• _GIVEN PASSAGE_
--

Make no mistake:  Independence Day is one of those movies that should have a high resistance to criticism.  After all, it’s junk-food entertainment of the first order–blustery, big-budget silliness.  I mean, there’s Randy Quaid, staggering around like Otis from Andy Griffith.  And, you’ve got President Bill Pullman rallying the troops with the fury of Henry V at Agincourt.  As a snooty critic, how I can perforate something that already knows how deliriously goofy it is?

And yet, a-here we go!  Those empty calories seem to get a little emptier with every new viewing.  The dialogue gets a little clunkier.  The plot grows a little more contrived.  And then there’s the barrage of amateurish little choices.  (Could they have picked a more on-the-nose song to open the movie than R.E.M.’s “It’s the End of the World as We Know It”?  During the initial invasion, could Quaid’s family be watching something more dead-on than the 1951 version of The Day the Earth Stood Still?) All that’s to say nothing of Roger Ebert’s complaint of how convenient it is for the alien hordes to have a countdown measured in Earth hours, minutes, and seconds.  With classic movies, time seems to gloss over the blemishes.  Here, they’ve become magnified, like a bug frying in the sun.

Filmmakers Dean Devlin and Roland Emmerich (who would dry hump the Godzilla franchise into oblivion for their next magic trick) squish War of the Worlds, Close Encounters, and The Day After into a blender, and then puree it into an unrecognizable goop.  For good measure, they build a cast of characters right out of Airport ’74:  We’ve got the Studly Hero (Will Smith).  The Doomed Sidekick (Harry Connick Jr.).  The Hem-Haw Nerd (Jeff Goldblum).  To round things out, let’s toss in the Love Interest (Margaret Colin), the Drunken Comic Relief (Quaid, duh), and…uh, The President of the United States (Pullman).  But my favorite cliche of all are the old guys they always get the play the Joint Chiefs–or, you know, whatever they are.  These square-jawed, buzz-cutted dudes who inevitably march into the War Room, chomp stogies, and growl at each other.  (“Get me the Secretary of Defense.  THEN WAKE HIM!!!!”)

--

• _DATA SHOWN_
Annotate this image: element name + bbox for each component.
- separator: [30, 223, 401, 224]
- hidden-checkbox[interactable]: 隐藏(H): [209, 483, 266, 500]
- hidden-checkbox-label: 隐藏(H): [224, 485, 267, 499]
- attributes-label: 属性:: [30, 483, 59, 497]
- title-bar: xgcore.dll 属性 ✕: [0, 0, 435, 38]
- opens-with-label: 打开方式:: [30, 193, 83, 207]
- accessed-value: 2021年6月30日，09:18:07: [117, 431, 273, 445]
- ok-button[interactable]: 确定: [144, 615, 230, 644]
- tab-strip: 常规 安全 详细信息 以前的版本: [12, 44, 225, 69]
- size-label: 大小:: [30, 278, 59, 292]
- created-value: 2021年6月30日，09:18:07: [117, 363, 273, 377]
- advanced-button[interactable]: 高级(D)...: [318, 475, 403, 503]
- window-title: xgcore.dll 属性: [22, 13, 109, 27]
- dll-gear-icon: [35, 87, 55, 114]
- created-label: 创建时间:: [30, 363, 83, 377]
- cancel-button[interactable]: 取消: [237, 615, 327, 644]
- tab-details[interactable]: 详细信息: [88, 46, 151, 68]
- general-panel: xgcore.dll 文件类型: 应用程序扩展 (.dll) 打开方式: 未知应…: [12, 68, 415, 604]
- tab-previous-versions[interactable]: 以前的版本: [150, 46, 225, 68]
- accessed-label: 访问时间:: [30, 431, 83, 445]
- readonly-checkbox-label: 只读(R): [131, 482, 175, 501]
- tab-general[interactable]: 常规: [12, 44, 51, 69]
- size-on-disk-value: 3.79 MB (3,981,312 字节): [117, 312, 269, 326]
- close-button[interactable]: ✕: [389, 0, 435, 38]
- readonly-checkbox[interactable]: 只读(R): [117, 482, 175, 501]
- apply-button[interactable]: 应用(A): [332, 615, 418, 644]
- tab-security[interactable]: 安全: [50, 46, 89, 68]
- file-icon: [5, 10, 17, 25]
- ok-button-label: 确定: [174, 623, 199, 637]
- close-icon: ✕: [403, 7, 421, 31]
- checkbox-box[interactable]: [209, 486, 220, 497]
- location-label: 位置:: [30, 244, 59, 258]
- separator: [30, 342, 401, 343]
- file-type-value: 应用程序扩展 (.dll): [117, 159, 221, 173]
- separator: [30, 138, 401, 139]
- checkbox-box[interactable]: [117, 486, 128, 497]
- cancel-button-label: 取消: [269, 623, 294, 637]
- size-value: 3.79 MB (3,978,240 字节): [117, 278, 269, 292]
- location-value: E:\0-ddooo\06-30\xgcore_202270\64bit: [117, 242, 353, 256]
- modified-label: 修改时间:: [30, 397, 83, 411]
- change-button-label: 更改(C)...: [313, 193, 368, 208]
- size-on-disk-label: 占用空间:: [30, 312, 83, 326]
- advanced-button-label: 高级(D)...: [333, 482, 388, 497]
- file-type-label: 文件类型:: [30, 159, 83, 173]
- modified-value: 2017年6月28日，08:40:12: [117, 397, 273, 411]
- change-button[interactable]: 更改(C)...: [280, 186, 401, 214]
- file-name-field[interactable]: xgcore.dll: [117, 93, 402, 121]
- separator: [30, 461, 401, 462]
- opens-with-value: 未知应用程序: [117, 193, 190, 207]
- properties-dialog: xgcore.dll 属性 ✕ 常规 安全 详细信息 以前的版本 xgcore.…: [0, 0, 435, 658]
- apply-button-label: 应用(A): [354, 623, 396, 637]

--

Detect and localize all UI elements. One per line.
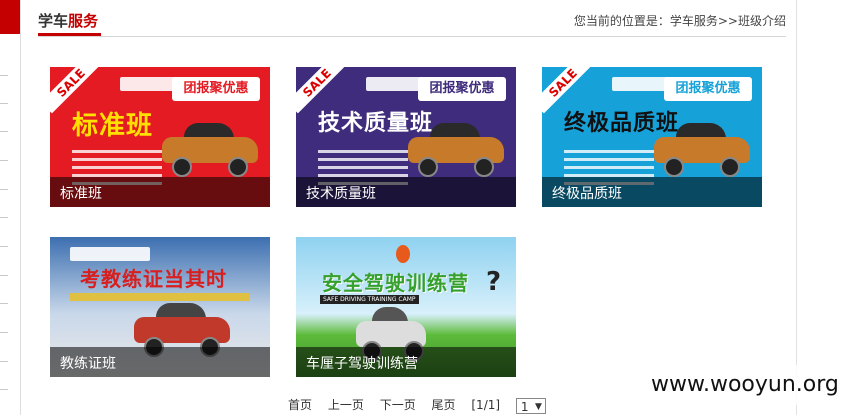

--

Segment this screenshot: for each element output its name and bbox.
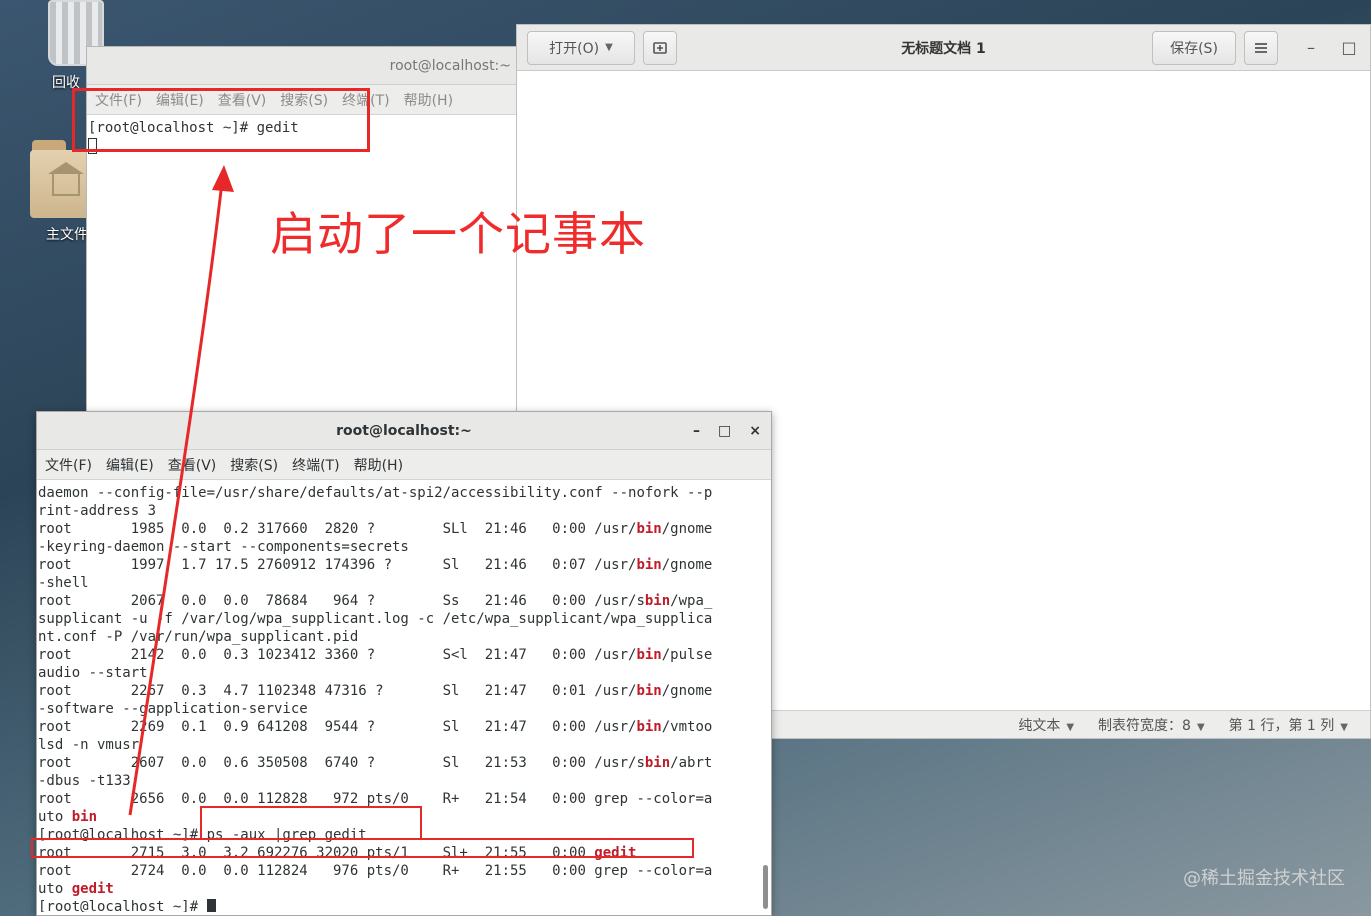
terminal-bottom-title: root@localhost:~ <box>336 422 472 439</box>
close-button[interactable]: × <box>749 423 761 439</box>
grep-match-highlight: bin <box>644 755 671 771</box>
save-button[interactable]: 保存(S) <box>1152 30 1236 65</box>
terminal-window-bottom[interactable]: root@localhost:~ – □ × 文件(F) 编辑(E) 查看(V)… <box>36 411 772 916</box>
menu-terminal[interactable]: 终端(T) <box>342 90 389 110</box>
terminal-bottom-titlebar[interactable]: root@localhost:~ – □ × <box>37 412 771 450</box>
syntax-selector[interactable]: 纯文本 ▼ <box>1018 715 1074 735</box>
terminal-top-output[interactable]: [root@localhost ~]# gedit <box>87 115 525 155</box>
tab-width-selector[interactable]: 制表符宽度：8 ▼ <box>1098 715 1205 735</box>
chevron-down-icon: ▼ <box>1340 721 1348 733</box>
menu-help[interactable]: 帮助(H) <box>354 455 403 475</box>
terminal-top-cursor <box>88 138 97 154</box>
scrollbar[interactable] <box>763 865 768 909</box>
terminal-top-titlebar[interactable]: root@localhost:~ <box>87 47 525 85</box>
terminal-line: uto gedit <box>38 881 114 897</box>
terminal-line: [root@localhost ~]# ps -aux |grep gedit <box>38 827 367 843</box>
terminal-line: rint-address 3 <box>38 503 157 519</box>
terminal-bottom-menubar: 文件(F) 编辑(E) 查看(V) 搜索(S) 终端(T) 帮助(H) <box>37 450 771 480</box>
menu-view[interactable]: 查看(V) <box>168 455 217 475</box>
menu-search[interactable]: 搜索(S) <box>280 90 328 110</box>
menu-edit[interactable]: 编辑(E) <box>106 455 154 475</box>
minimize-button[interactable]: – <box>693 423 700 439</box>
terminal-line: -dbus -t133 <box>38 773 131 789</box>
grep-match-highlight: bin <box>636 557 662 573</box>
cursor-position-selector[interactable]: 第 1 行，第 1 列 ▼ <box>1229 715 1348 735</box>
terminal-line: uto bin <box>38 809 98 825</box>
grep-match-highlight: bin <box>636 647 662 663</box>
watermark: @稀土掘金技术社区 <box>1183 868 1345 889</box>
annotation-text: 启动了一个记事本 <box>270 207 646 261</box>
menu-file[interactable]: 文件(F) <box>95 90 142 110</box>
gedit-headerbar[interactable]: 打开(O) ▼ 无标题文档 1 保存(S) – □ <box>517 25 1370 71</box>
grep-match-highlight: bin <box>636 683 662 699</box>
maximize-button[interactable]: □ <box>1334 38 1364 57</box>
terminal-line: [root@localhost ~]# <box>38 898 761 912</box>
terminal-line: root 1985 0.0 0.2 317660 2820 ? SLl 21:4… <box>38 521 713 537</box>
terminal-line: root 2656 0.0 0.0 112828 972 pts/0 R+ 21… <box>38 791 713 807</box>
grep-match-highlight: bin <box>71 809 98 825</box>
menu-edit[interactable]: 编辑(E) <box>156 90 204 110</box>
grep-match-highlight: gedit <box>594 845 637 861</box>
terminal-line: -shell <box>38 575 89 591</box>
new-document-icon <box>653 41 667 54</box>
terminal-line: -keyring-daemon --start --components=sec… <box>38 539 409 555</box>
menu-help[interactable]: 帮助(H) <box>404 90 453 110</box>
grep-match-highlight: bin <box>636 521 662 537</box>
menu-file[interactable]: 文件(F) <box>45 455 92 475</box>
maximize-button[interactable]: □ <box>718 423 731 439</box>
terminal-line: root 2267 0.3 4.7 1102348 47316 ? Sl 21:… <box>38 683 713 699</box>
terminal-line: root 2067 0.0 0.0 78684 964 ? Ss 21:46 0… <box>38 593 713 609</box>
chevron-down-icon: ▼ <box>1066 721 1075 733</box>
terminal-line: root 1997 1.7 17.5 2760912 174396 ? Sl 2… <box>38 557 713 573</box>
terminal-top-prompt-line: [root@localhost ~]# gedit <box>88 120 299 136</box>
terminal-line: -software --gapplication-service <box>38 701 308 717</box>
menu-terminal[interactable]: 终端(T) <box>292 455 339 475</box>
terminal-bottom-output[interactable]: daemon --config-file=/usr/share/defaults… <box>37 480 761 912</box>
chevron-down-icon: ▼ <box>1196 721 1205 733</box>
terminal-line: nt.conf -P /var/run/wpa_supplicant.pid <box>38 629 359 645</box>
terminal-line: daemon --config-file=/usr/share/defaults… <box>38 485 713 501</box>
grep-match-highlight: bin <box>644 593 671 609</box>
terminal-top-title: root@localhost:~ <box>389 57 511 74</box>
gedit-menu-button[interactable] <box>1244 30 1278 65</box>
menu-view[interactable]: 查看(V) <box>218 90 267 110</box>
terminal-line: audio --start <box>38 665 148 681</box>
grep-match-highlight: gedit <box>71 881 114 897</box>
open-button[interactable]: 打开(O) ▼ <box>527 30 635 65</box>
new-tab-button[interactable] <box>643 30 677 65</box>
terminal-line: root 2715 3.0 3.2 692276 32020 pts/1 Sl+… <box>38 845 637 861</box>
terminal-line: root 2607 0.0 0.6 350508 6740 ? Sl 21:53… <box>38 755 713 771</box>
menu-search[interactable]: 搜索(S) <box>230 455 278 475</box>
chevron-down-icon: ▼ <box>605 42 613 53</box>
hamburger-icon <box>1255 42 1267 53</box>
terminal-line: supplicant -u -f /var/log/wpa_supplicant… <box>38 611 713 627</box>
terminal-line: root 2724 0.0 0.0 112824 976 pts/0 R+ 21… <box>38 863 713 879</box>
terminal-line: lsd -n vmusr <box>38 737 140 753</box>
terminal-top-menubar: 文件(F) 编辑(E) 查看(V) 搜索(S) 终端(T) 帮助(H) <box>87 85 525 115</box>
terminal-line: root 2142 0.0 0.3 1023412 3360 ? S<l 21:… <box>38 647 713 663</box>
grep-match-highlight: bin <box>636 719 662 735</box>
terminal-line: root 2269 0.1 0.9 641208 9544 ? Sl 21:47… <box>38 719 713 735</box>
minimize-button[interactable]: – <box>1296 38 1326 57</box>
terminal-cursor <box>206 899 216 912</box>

--

• _TASK SET_
(A) In the Independence Day review, which actor plays the Hem-Haw Nerd?
(B) Quote the stretch of the Independence Day review from "And yet, a-here" through "in the sun.".

• _ANSWERS IN ORDER_
(A) Jeff Goldblum

(B)
And yet, a-here we go!  Those empty calories seem to get a little emptier with every new viewing.  The dialogue gets a little clunkier.  The plot grows a little more contrived.  And then there’s the barrage of amateurish little choices.  (Could they have picked a more on-the-nose song to open the movie than R.E.M.’s “It’s the End of the World as We Know It”?  During the initial invasion, could Quaid’s family be watching something more dead-on than the 1951 version of The Day the Earth Stood Still?) All that’s to say nothing of Roger Ebert’s complaint of how convenient it is for the alien hordes to have a countdown measured in Earth hours, minutes, and seconds.  With classic movies, time seems to gloss over the blemishes.  Here, they’ve become magnified, like a bug frying in the sun.